Exclude the pictures, then copy all remaining records exactly.

## Source material

-- BEGIN --

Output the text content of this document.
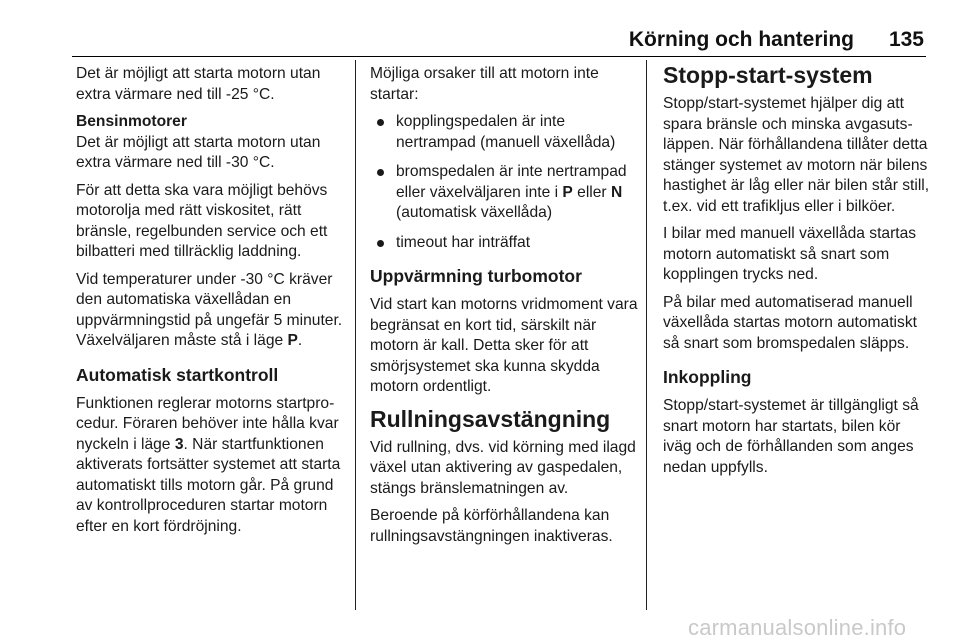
Körning och hantering 135

Det är möjligt att starta motorn utan extra värmare ned till -25 °C.

Bensinmotorer

Det är möjligt att starta motorn utan extra värmare ned till -30 °C.

För att detta ska vara möjligt behövs motorolja med rätt viskositet, rätt bränsle, regelbunden service och ett bilbatteri med tillräcklig laddning.

Vid temperaturer under -30 °C kräver den automatiska växellådan en uppvärmningstid på ungefär 5 minuter. Växelväljaren måste stå i läge P.

Automatisk startkontroll

Funktionen reglerar motorns startprocedur. Föraren behöver inte hålla kvar nyckeln i läge 3. När startfunktionen aktiverats fortsätter systemet att starta automatiskt tills motorn går. På grund av kontrollproceduren startar motorn efter en kort fördröjning.

Möjliga orsaker till att motorn inte startar:

kopplingspedalen är inte nertrampad (manuell växellåda)
bromspedalen är inte nertrampad eller växelväljaren inte i P eller N (automatisk växellåda)
timeout har inträffat
Uppvärmning turbomotor

Vid start kan motorns vridmoment vara begränsat en kort tid, särskilt när motorn är kall. Detta sker för att smörjsystemet ska kunna skydda motorn ordentligt.

Rullningsavstängning

Vid rullning, dvs. vid körning med ilagd växel utan aktivering av gaspedalen, stängs bränslematningen av.

Beroende på körförhållandena kan rullningsavstängningen inaktiveras.

Stopp-start-system

Stopp/start-systemet hjälper dig att spara bränsle och minska avgasutsläppen. När förhållandena tillåter detta stänger systemet av motorn när bilens hastighet är låg eller när bilen står still, t.ex. vid ett trafikljus eller i bilköer.

I bilar med manuell växellåda startas motorn automatiskt så snart som kopplingen trycks ned.

På bilar med automatiserad manuell växellåda startas motorn automatiskt så snart som bromspedalen släpps.

Inkoppling

Stopp/start-systemet är tillgängligt så snart motorn har startats, bilen kör iväg och de förhållanden som anges nedan uppfylls.

carmanualsonline.info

-- END --

## Reply to the task
Output the text content of this document.
Körning och hantering 135

Det är möjligt att starta motorn utan extra värmare ned till -25 °C.

Bensinmotorer

Det är möjligt att starta motorn utan extra värmare ned till -30 °C.

För att detta ska vara möjligt behövs motorolja med rätt viskositet, rätt bränsle, regelbunden service och ett bilbatteri med tillräcklig laddning.

Vid temperaturer under -30 °C kräver den automatiska växellådan en uppvärmningstid på ungefär 5 minuter. Växelväljaren måste stå i läge P.

Automatisk startkontroll

Funktionen reglerar motorns startprocedur. Föraren behöver inte hålla kvar nyckeln i läge 3. När startfunktionen aktiverats fortsätter systemet att starta automatiskt tills motorn går. På grund av kontrollproceduren startar motorn efter en kort fördröjning.

Möjliga orsaker till att motorn inte startar:

kopplingspedalen är inte nertrampad (manuell växellåda)
bromspedalen är inte nertrampad eller växelväljaren inte i P eller N (automatisk växellåda)
timeout har inträffat
Uppvärmning turbomotor

Vid start kan motorns vridmoment vara begränsat en kort tid, särskilt när motorn är kall. Detta sker för att smörjsystemet ska kunna skydda motorn ordentligt.

Rullningsavstängning

Vid rullning, dvs. vid körning med ilagd växel utan aktivering av gaspedalen, stängs bränslematningen av.

Beroende på körförhållandena kan rullningsavstängningen inaktiveras.

Stopp-start-system

Stopp/start-systemet hjälper dig att spara bränsle och minska avgasutsläppen. När förhållandena tillåter detta stänger systemet av motorn när bilens hastighet är låg eller när bilen står still, t.ex. vid ett trafikljus eller i bilköer.

I bilar med manuell växellåda startas motorn automatiskt så snart som kopplingen trycks ned.

På bilar med automatiserad manuell växellåda startas motorn automatiskt så snart som bromspedalen släpps.

Inkoppling

Stopp/start-systemet är tillgängligt så snart motorn har startats, bilen kör iväg och de förhållanden som anges nedan uppfylls.

carmanualsonline.info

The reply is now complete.